Keep only the lines that hold the string "Author", filtering out the rest of the entries below.

Data records >>
-- BEGIN --
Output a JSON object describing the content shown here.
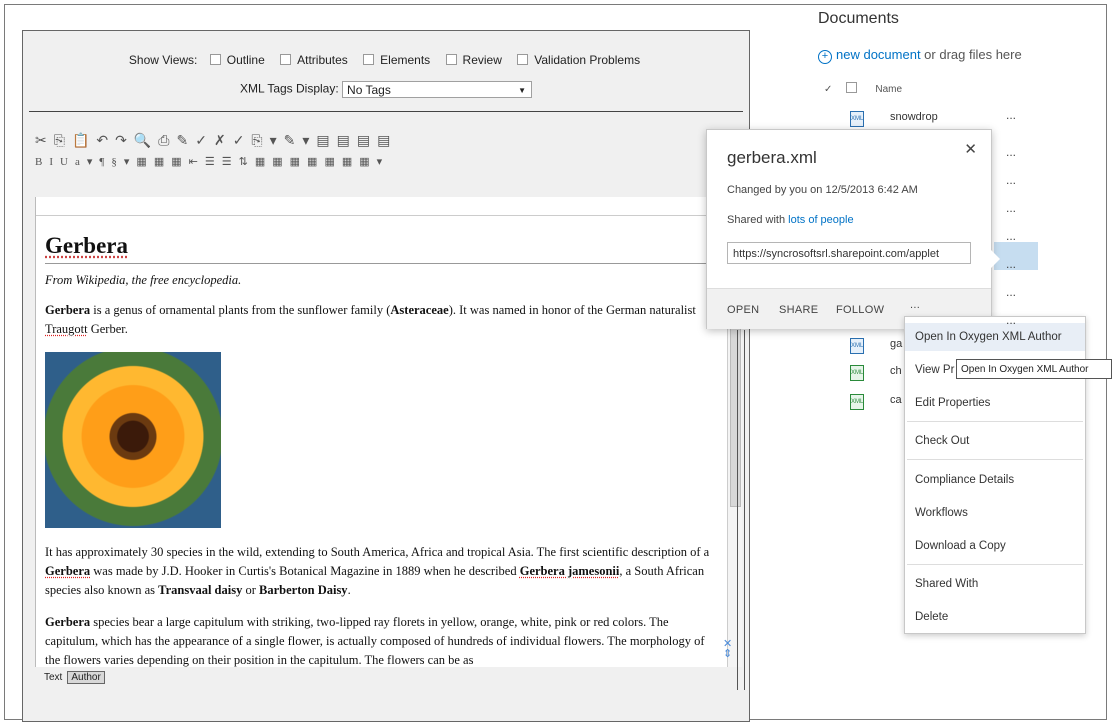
{
  "editor": {
    "show_views_label": "Show Views:",
    "view_options": [
      "Outline",
      "Attributes",
      "Elements",
      "Review",
      "Validation Problems"
    ],
    "xml_tags_label": "XML Tags Display:",
    "xml_tags_value": "No Tags",
    "toolbar_row1": [
      "✂",
      "⎘",
      "📋",
      "↶",
      "↷",
      "🔍",
      "⎙",
      "✎",
      "✓",
      "✗",
      "✓",
      "⎘",
      "▾",
      "✎",
      "▾",
      "▤",
      "▤",
      "▤",
      "▤"
    ],
    "toolbar_row2": [
      "B",
      "I",
      "U",
      "a",
      "▾",
      "¶",
      "§",
      "▾",
      "▦",
      "▦",
      "▦",
      "⇤",
      "☰",
      "☰",
      "⇅",
      "▦",
      "▦",
      "▦",
      "▦",
      "▦",
      "▦",
      "▦",
      "▾"
    ],
    "document": {
      "title": "Gerbera",
      "subtitle": "From Wikipedia, the free encyclopedia.",
      "p1_bold": "Gerbera",
      "p1_a": " is a genus of ornamental plants from the sunflower family (",
      "p1_bold2": "Asteraceae",
      "p1_b": "). It was named in honor of the German naturalist ",
      "p1_name": "Traugott",
      "p1_c": " Gerber.",
      "p2_a": "It has approximately 30 species in the wild, extending to South America, Africa and tropical Asia. The first scientific description of a ",
      "p2_bold": "Gerbera",
      "p2_b": " was made by J.D. Hooker in Curtis's Botanical Magazine in 1889 when he described ",
      "p2_bold2": "Gerbera jamesonii",
      "p2_c": ", a South African species also known as ",
      "p2_bold3": "Transvaal daisy",
      "p2_d": " or ",
      "p2_bold4": "Barberton Daisy",
      "p2_e": ".",
      "p3_bold": "Gerbera",
      "p3_a": " species bear a large capitulum with striking, two-lipped ray florets in yellow, orange, white, pink or red colors. The capitulum, which has the appearance of a single flower, is actually composed of hundreds of individual flowers. The morphology of the flowers varies depending on their position in the capitulum. The flowers can be as"
    },
    "bottom_tabs": [
      "Text",
      "Author"
    ]
  },
  "library": {
    "title": "Documents",
    "new_document_link": "new document",
    "drag_text": " or drag files here",
    "column_name": "Name",
    "check_glyph": "✓",
    "rows": [
      {
        "name": "snowdrop",
        "icon": "xml-file-icon",
        "color": "blue"
      },
      {
        "name": "",
        "icon": "",
        "color": ""
      },
      {
        "name": "",
        "icon": "",
        "color": ""
      },
      {
        "name": "",
        "icon": "",
        "color": ""
      },
      {
        "name": "",
        "icon": "",
        "color": ""
      },
      {
        "name": "",
        "icon": "",
        "color": ""
      },
      {
        "name": "",
        "icon": "",
        "color": ""
      },
      {
        "name": "ga",
        "icon": "xml-file-icon",
        "color": "blue"
      },
      {
        "name": "ch",
        "icon": "xml-file-icon",
        "color": "green"
      },
      {
        "name": "ca",
        "icon": "xml-file-icon",
        "color": "green"
      }
    ],
    "ellipsis": "..."
  },
  "callout": {
    "filename": "gerbera.xml",
    "close_glyph": "✕",
    "changed": "Changed by you on 12/5/2013 6:42 AM",
    "shared_prefix": "Shared with ",
    "shared_link": "lots of people",
    "url": "https://syncrosoftsrl.sharepoint.com/applet",
    "actions": [
      "OPEN",
      "SHARE",
      "FOLLOW",
      "..."
    ]
  },
  "context_menu": {
    "items": [
      "Open In Oxygen XML Author",
      "View Pr",
      "Edit Properties",
      "Check Out",
      "Compliance Details",
      "Workflows",
      "Download a Copy",
      "Shared With",
      "Delete"
    ],
    "tooltip": "Open In Oxygen XML Author"
  },
  "colors": {
    "accent": "#0072c6",
    "selected_row": "#c6ddf0",
    "menu_hover": "#e8eef6"
  }
}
-- END --
The reply >>
      "Author"
      "Open In Oxygen XML Author",
    "tooltip": "Open In Oxygen XML Author"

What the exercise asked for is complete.